=== EXERCISE INSTRUCTIONS ===
A. In the tuneapi reasoning documentation, which parameter do OpenAI o1 models use in place of max_tokens?
B. Pick up the tuneapi reasoning documentation right after its final line and write the next part.

Note: OpenAI o1 models have specific limitations:

  • Don't expose reasoning tokens in the response (internal only)
  • Don't support temperature, tools, or streaming function calls
  • Use max_completion_tokens instead of max_tokens (handled automatically)

Anthropic Claude Extended Thinking

Use the thinking parameter to allocate tokens for internal reasoning. Thinking content is streamed separately with __THINKING__ prefix:

import { AnthropicModel, human, createThread } from 'tuneapi';

const model = new AnthropicModel("claude-3-7-sonnet");
const thread = createThread(
  human("Design a distributed system for ...")
);

// Allocate budget for thinking tokens
// Note: max_tokens must be greater than budget_tokens
// The library automatically adjusts if not specified
const response = await model.chat(thread, {
  thinking: {
    type: "enabled",
    budget_tokens: 2000
  },
  max_tokens: 4096 // Optional: auto-adjusted if less than budget_tokens
});

// Streaming response - thinking content has __THINKING__ prefix
// Anthropic streams thinking as thinking_delta events, separate from text_delta
for await (const chunk of model.streamChat(thread, { 
  thinking: { type: "enabled", budget_tokens: 2000 },
  max_tokens: 4096 
})) {
  if (chunk.startsWith("__THINKING__")) {
    const thinkingContent = chunk.slice(12); // Remove __THINKING__ prefix
    process.stdout.write(`[THINKING] ${thinkingContent}`);
  } else {
    process.stdout.write(`[ANSWER] ${chunk}`);
  }
}

How it works:

  • Anthropic streams thinking_delta events containing reasoning
  • Library converts these to chunks with __THINKING__ prefix
  • Regular response comes as text_delta events (no prefix)

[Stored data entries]
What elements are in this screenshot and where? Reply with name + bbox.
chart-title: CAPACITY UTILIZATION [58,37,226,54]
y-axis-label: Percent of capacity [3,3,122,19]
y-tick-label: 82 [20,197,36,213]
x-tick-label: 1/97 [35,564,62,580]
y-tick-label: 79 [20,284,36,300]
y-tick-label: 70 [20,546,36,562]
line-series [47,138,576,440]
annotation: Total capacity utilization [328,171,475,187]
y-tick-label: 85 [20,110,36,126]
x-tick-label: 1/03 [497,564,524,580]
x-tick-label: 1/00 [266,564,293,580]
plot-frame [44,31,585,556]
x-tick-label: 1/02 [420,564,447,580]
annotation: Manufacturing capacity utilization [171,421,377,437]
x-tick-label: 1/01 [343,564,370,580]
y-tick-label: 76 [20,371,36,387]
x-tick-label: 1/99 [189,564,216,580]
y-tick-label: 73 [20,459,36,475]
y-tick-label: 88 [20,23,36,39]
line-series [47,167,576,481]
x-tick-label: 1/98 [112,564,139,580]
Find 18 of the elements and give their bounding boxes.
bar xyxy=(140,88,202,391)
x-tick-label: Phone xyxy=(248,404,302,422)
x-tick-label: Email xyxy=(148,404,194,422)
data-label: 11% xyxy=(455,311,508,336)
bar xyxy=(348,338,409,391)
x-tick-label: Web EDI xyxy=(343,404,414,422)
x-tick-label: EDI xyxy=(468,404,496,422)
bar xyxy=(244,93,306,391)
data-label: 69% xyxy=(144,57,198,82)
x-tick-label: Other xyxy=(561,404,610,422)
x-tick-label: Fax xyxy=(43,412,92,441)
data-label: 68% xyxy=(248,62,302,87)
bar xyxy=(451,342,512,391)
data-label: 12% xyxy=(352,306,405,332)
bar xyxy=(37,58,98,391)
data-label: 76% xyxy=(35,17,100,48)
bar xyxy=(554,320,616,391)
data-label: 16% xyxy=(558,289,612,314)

=== ANSWER SECTION ===
A. They use max_completion_tokens.

B.
Gemini Thinking Models

Gemini thinking models include their reasoning process when enabled via thinking.include_thoughts:

import { GeminiModel, human, createThread } from 'tuneapi';

const model = new GeminiModel("gemini-2.0-flash-thinking-exp");
const thread = createThread(
  human("Explain the solution to this math problem...")
);

// Enable thinking with budget
const response = await model.chat(thread, {
  thinking: {
    include_thoughts: true,
    max_tokens: 2000  // Budget for thinking (-1 for unlimited)
  }
});

// Streaming - thoughts prefixed with __THINKING__
for await (const chunk of model.streamChat(thread, {
  thinking: { include_thoughts: true, max_tokens: 2000 }
})) {
  if (chunk.startsWith("__THINKING__")) {
    const thought = chunk.slice(12);
    process.stdout.write(`[THINKING] ${thought}`);
  } else {
    process.stdout.write(`[ANSWER] ${chunk}`);
  }
}

How it works:

  • Gemini streams thought parts containing reasoning
  • Library converts these to chunks with __THINKING__ prefix
  • Regular text comes as text parts (no prefix)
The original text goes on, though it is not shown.